AIM OF THE TASK:
Without altering anything, output the material below.

DATA ROWS:
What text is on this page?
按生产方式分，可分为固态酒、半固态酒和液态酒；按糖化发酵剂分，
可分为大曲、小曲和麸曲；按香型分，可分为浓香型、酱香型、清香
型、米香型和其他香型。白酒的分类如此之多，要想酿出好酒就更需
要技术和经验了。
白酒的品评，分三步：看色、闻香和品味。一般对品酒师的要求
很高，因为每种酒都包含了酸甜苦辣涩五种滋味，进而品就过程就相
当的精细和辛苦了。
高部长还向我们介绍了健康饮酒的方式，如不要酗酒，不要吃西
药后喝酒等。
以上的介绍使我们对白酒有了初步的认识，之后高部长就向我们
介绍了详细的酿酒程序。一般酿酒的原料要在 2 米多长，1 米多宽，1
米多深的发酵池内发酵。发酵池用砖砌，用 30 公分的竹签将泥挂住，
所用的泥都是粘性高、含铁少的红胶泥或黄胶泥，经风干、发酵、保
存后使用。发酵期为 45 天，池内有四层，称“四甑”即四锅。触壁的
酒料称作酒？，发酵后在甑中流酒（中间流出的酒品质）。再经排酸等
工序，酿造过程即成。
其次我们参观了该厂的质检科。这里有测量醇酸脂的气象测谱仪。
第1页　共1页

REPLY TO THE EXERCISE:
What text is on this page?
按生产方式分，可分为固态酒、半固态酒和液态酒；按糖化发酵剂分，
可分为大曲、小曲和麸曲；按香型分，可分为浓香型、酱香型、清香
型、米香型和其他香型。白酒的分类如此之多，要想酿出好酒就更需
要技术和经验了。
白酒的品评，分三步：看色、闻香和品味。一般对品酒师的要求
很高，因为每种酒都包含了酸甜苦辣涩五种滋味，进而品就过程就相
当的精细和辛苦了。
高部长还向我们介绍了健康饮酒的方式，如不要酗酒，不要吃西
药后喝酒等。
以上的介绍使我们对白酒有了初步的认识，之后高部长就向我们
介绍了详细的酿酒程序。一般酿酒的原料要在 2 米多长，1 米多宽，1
米多深的发酵池内发酵。发酵池用砖砌，用 30 公分的竹签将泥挂住，
所用的泥都是粘性高、含铁少的红胶泥或黄胶泥，经风干、发酵、保
存后使用。发酵期为 45 天，池内有四层，称“四甑”即四锅。触壁的
酒料称作酒？，发酵后在甑中流酒（中间流出的酒品质）。再经排酸等
工序，酿造过程即成。
其次我们参观了该厂的质检科。这里有测量醇酸脂的气象测谱仪。
第1页　共1页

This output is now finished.